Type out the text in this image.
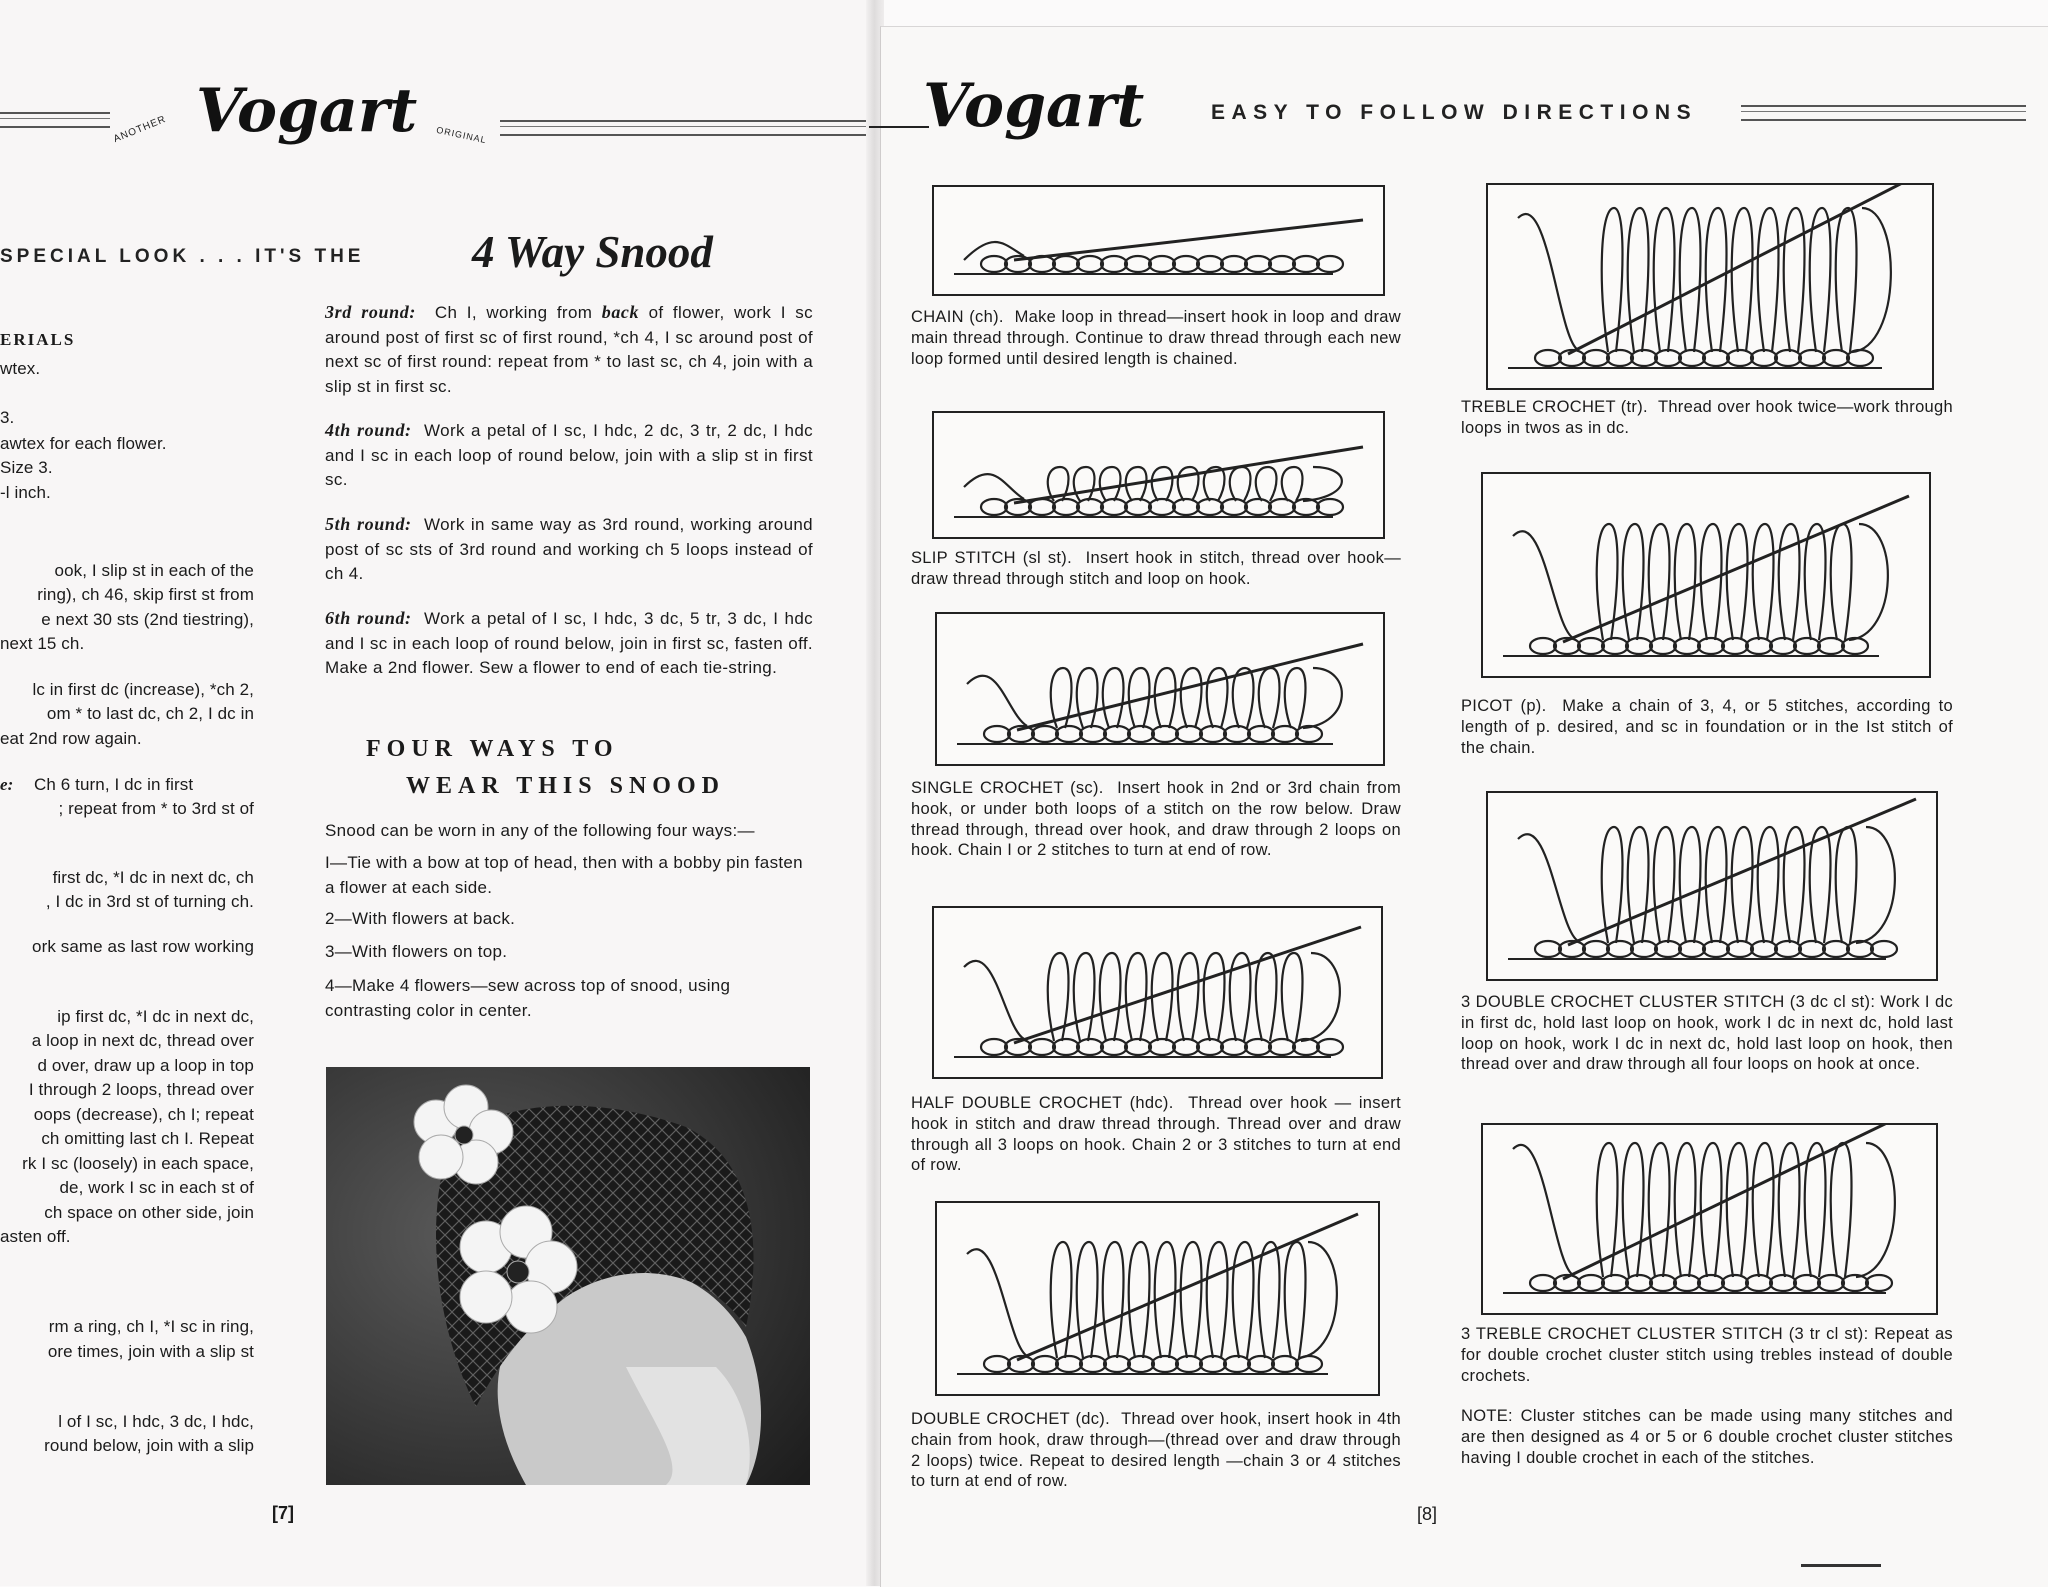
ANOTHER Vogart ORIGINAL
SPECIAL LOOK . . . IT'S THE 4 Way Snood
ERIALS
wtex.
3.
awtex for each flower.
Size 3.
-l inch.
ook, I slip st in each of the
ring), ch 46, skip first st from
e next 30 sts (2nd tiestring),
next 15 ch.
lc in first dc (increase), *ch 2,
om * to last dc, ch 2, I dc in
eat 2nd row again.
e: Ch 6 turn, I dc in first
; repeat from * to 3rd st of
first dc, *I dc in next dc, ch
, I dc in 3rd st of turning ch.
ork same as last row working
ip first dc, *I dc in next dc,
a loop in next dc, thread over
d over, draw up a loop in top
I through 2 loops, thread over
oops (decrease), ch I; repeat
ch omitting last ch I. Repeat
rk I sc (loosely) in each space,
de, work I sc in each st of
ch space on other side, join
asten off.
rm a ring, ch I, *I sc in ring,
ore times, join with a slip st
l of I sc, I hdc, 3 dc, I hdc,
round below, join with a slip
3rd round: Ch I, working from back of flower, work I sc around post of first sc of first round, *ch 4, I sc around post of next sc of first round: repeat from * to last sc, ch 4, join with a slip st in first sc.
4th round: Work a petal of I sc, I hdc, 2 dc, 3 tr, 2 dc, I hdc and I sc in each loop of round below, join with a slip st in first sc.
5th round: Work in same way as 3rd round, working around post of sc sts of 3rd round and working ch 5 loops instead of ch 4.
6th round: Work a petal of I sc, I hdc, 3 dc, 5 tr, 3 dc, I hdc and I sc in each loop of round below, join in first sc, fasten off. Make a 2nd flower. Sew a flower to end of each tie-string.
FOUR WAYS TO
WEAR THIS SNOOD
Snood can be worn in any of the following four ways:—
I—Tie with a bow at top of head, then with a bobby pin fasten a flower at each side.
2—With flowers at back.
3—With flowers on top.
4—Make 4 flowers—sew across top of snood, using contrasting color in center.
[7]
Vogart	EASY TO FOLLOW DIRECTIONS
CHAIN (ch). Make loop in thread—insert hook in loop and draw main thread through. Continue to draw thread through each new loop formed until desired length is chained.
SLIP STITCH (sl st). Insert hook in stitch, thread over hook—draw thread through stitch and loop on hook.
SINGLE CROCHET (sc). Insert hook in 2nd or 3rd chain from hook, or under both loops of a stitch on the row below. Draw thread through, thread over hook, and draw through 2 loops on hook. Chain I or 2 stitches to turn at end of row.
HALF DOUBLE CROCHET (hdc). Thread over hook — insert hook in stitch and draw thread through. Thread over and draw through all 3 loops on hook. Chain 2 or 3 stitches to turn at end of row.
DOUBLE CROCHET (dc). Thread over hook, insert hook in 4th chain from hook, draw through—(thread over and draw through 2 loops) twice. Repeat to desired length —chain 3 or 4 stitches to turn at end of row.
TREBLE CROCHET (tr). Thread over hook twice—work through loops in twos as in dc.
PICOT (p). Make a chain of 3, 4, or 5 stitches, according to length of p. desired, and sc in foundation or in the Ist stitch of the chain.
3 DOUBLE CROCHET CLUSTER STITCH (3 dc cl st): Work I dc in first dc, hold last loop on hook, work I dc in next dc, hold last loop on hook, work I dc in next dc, hold last loop on hook, then thread over and draw through all four loops on hook at once.
3 TREBLE CROCHET CLUSTER STITCH (3 tr cl st): Repeat as for double crochet cluster stitch using trebles instead of double crochets.
NOTE: Cluster stitches can be made using many stitches and are then designed as 4 or 5 or 6 double crochet cluster stitches having I double crochet in each of the stitches.
[8]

****************

▶ _The exercise_:
Above are lines of data; state how many of them contain the word "fasten", with no other output.

▶ _Written solution_:
2